• Exercise: The answer is an exact repeat of the entries below, with the pictures omitted.

• Record set:
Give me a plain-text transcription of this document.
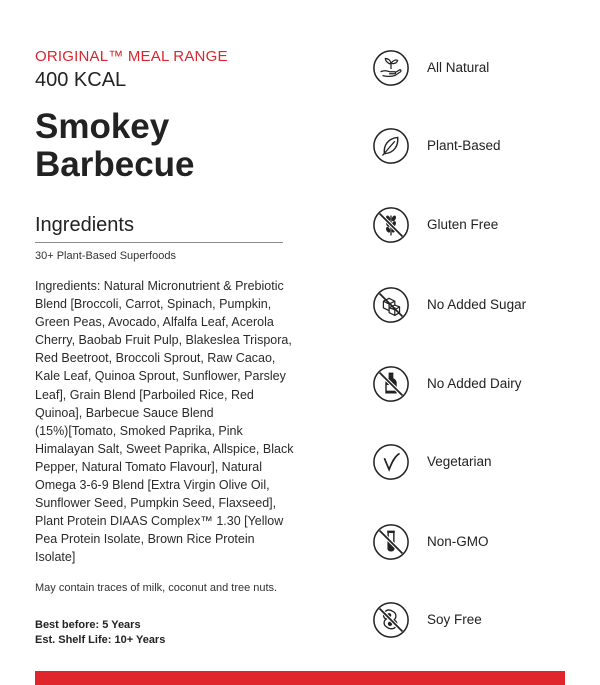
ORIGINAL™ MEAL RANGE
400 KCAL
Smokey
Barbecue
Ingredients
30+ Plant-Based Superfoods
Ingredients: Natural Micronutrient & Prebiotic
Blend [Broccoli, Carrot, Spinach, Pumpkin,
Green Peas, Avocado, Alfalfa Leaf, Acerola
Cherry, Baobab Fruit Pulp, Blakeslea Trispora,
Red Beetroot, Broccoli Sprout, Raw Cacao,
Kale Leaf, Quinoa Sprout, Sunflower, Parsley
Leaf], Grain Blend [Parboiled Rice, Red
Quinoa], Barbecue Sauce Blend
(15%)[Tomato, Smoked Paprika, Pink
Himalayan Salt, Sweet Paprika, Allspice, Black
Pepper, Natural Tomato Flavour], Natural
Omega 3-6-9 Blend [Extra Virgin Olive Oil,
Sunflower Seed, Pumpkin Seed, Flaxseed],
Plant Protein DIAAS Complex™ 1.30 [Yellow
Pea Protein Isolate, Brown Rice Protein
Isolate]
May contain traces of milk, coconut and tree nuts.
Best before: 5 Years
Est. Shelf Life: 10+ Years
All Natural
Plant-Based
Gluten Free
No Added Sugar
No Added Dairy
Vegetarian
Non-GMO
Soy Free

• Result for this task:
Give me a plain-text transcription of this document.
ORIGINAL™ MEAL RANGE
400 KCAL
Smokey
Barbecue
Ingredients
30+ Plant-Based Superfoods
Ingredients: Natural Micronutrient & Prebiotic
Blend [Broccoli, Carrot, Spinach, Pumpkin,
Green Peas, Avocado, Alfalfa Leaf, Acerola
Cherry, Baobab Fruit Pulp, Blakeslea Trispora,
Red Beetroot, Broccoli Sprout, Raw Cacao,
Kale Leaf, Quinoa Sprout, Sunflower, Parsley
Leaf], Grain Blend [Parboiled Rice, Red
Quinoa], Barbecue Sauce Blend
(15%)[Tomato, Smoked Paprika, Pink
Himalayan Salt, Sweet Paprika, Allspice, Black
Pepper, Natural Tomato Flavour], Natural
Omega 3-6-9 Blend [Extra Virgin Olive Oil,
Sunflower Seed, Pumpkin Seed, Flaxseed],
Plant Protein DIAAS Complex™ 1.30 [Yellow
Pea Protein Isolate, Brown Rice Protein
Isolate]
May contain traces of milk, coconut and tree nuts.
Best before: 5 Years
Est. Shelf Life: 10+ Years
All Natural
Plant-Based
Gluten Free
No Added Sugar
No Added Dairy
Vegetarian
Non-GMO
Soy Free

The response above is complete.